* Begin *

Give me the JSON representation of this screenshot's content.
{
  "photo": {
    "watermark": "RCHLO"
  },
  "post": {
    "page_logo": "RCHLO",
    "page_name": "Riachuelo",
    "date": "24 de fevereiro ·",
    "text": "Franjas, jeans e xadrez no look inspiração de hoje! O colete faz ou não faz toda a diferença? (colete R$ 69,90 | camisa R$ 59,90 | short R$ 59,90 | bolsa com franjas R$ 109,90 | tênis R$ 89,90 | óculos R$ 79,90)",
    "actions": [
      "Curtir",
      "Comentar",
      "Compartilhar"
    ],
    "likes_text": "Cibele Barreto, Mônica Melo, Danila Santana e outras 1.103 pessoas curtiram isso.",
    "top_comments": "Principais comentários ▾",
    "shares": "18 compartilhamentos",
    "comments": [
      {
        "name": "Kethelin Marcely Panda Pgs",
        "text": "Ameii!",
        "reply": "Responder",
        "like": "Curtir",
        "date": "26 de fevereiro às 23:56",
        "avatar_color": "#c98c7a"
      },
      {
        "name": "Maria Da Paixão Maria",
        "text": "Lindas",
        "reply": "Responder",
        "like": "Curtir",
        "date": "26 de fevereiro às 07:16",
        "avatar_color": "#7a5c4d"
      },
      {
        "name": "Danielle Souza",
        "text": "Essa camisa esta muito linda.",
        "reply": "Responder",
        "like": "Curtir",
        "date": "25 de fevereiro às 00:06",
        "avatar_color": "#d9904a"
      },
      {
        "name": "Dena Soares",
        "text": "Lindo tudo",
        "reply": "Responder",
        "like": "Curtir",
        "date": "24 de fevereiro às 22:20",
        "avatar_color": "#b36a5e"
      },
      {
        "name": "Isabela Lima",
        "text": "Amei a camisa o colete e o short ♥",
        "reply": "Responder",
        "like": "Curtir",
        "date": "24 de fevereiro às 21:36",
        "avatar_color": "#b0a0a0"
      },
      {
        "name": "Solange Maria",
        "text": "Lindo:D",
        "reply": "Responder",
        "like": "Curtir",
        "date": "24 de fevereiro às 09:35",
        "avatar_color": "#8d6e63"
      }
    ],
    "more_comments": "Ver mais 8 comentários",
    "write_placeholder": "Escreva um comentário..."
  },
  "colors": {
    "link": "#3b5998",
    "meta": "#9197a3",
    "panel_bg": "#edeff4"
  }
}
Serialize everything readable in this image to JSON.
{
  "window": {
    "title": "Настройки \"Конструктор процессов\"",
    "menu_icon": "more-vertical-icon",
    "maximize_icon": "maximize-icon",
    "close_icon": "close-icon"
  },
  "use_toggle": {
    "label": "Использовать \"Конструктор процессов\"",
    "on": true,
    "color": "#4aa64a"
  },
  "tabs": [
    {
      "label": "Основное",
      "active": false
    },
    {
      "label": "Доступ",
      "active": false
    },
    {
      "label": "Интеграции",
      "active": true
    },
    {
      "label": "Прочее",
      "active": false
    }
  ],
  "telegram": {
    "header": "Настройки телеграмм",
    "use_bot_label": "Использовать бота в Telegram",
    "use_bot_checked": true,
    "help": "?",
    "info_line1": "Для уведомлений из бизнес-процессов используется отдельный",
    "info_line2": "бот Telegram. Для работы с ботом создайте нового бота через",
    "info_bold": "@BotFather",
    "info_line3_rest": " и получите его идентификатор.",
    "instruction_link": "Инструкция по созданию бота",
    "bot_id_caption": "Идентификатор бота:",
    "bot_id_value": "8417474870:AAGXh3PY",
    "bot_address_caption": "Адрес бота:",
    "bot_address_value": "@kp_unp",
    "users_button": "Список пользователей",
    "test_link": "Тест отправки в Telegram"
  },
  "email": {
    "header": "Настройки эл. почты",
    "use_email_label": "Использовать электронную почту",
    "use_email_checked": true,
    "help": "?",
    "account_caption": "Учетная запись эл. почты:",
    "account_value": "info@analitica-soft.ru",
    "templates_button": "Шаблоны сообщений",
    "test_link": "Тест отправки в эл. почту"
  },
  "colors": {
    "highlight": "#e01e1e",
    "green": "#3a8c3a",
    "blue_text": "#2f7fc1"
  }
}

* End *

Repeat the records above exactly.

Give me the JSON representation of this screenshot's content.
{
  "photo": {
    "watermark": "RCHLO"
  },
  "post": {
    "page_logo": "RCHLO",
    "page_name": "Riachuelo",
    "date": "24 de fevereiro ·",
    "text": "Franjas, jeans e xadrez no look inspiração de hoje! O colete faz ou não faz toda a diferença? (colete R$ 69,90 | camisa R$ 59,90 | short R$ 59,90 | bolsa com franjas R$ 109,90 | tênis R$ 89,90 | óculos R$ 79,90)",
    "actions": [
      "Curtir",
      "Comentar",
      "Compartilhar"
    ],
    "likes_text": "Cibele Barreto, Mônica Melo, Danila Santana e outras 1.103 pessoas curtiram isso.",
    "top_comments": "Principais comentários ▾",
    "shares": "18 compartilhamentos",
    "comments": [
      {
        "name": "Kethelin Marcely Panda Pgs",
        "text": "Ameii!",
        "reply": "Responder",
        "like": "Curtir",
        "date": "26 de fevereiro às 23:56",
        "avatar_color": "#c98c7a"
      },
      {
        "name": "Maria Da Paixão Maria",
        "text": "Lindas",
        "reply": "Responder",
        "like": "Curtir",
        "date": "26 de fevereiro às 07:16",
        "avatar_color": "#7a5c4d"
      },
      {
        "name": "Danielle Souza",
        "text": "Essa camisa esta muito linda.",
        "reply": "Responder",
        "like": "Curtir",
        "date": "25 de fevereiro às 00:06",
        "avatar_color": "#d9904a"
      },
      {
        "name": "Dena Soares",
        "text": "Lindo tudo",
        "reply": "Responder",
        "like": "Curtir",
        "date": "24 de fevereiro às 22:20",
        "avatar_color": "#b36a5e"
      },
      {
        "name": "Isabela Lima",
        "text": "Amei a camisa o colete e o short ♥",
        "reply": "Responder",
        "like": "Curtir",
        "date": "24 de fevereiro às 21:36",
        "avatar_color": "#b0a0a0"
      },
      {
        "name": "Solange Maria",
        "text": "Lindo:D",
        "reply": "Responder",
        "like": "Curtir",
        "date": "24 de fevereiro às 09:35",
        "avatar_color": "#8d6e63"
      }
    ],
    "more_comments": "Ver mais 8 comentários",
    "write_placeholder": "Escreva um comentário..."
  },
  "colors": {
    "link": "#3b5998",
    "meta": "#9197a3",
    "panel_bg": "#edeff4"
  }
}
Serialize everything readable in this image to JSON.
{
  "window": {
    "title": "Настройки \"Конструктор процессов\"",
    "menu_icon": "more-vertical-icon",
    "maximize_icon": "maximize-icon",
    "close_icon": "close-icon"
  },
  "use_toggle": {
    "label": "Использовать \"Конструктор процессов\"",
    "on": true,
    "color": "#4aa64a"
  },
  "tabs": [
    {
      "label": "Основное",
      "active": false
    },
    {
      "label": "Доступ",
      "active": false
    },
    {
      "label": "Интеграции",
      "active": true
    },
    {
      "label": "Прочее",
      "active": false
    }
  ],
  "telegram": {
    "header": "Настройки телеграмм",
    "use_bot_label": "Использовать бота в Telegram",
    "use_bot_checked": true,
    "help": "?",
    "info_line1": "Для уведомлений из бизнес-процессов используется отдельный",
    "info_line2": "бот Telegram. Для работы с ботом создайте нового бота через",
    "info_bold": "@BotFather",
    "info_line3_rest": " и получите его идентификатор.",
    "instruction_link": "Инструкция по созданию бота",
    "bot_id_caption": "Идентификатор бота:",
    "bot_id_value": "8417474870:AAGXh3PY",
    "bot_address_caption": "Адрес бота:",
    "bot_address_value": "@kp_unp",
    "users_button": "Список пользователей",
    "test_link": "Тест отправки в Telegram"
  },
  "email": {
    "header": "Настройки эл. почты",
    "use_email_label": "Использовать электронную почту",
    "use_email_checked": true,
    "help": "?",
    "account_caption": "Учетная запись эл. почты:",
    "account_value": "info@analitica-soft.ru",
    "templates_button": "Шаблоны сообщений",
    "test_link": "Тест отправки в эл. почту"
  },
  "colors": {
    "highlight": "#e01e1e",
    "green": "#3a8c3a",
    "blue_text": "#2f7fc1"
  }
}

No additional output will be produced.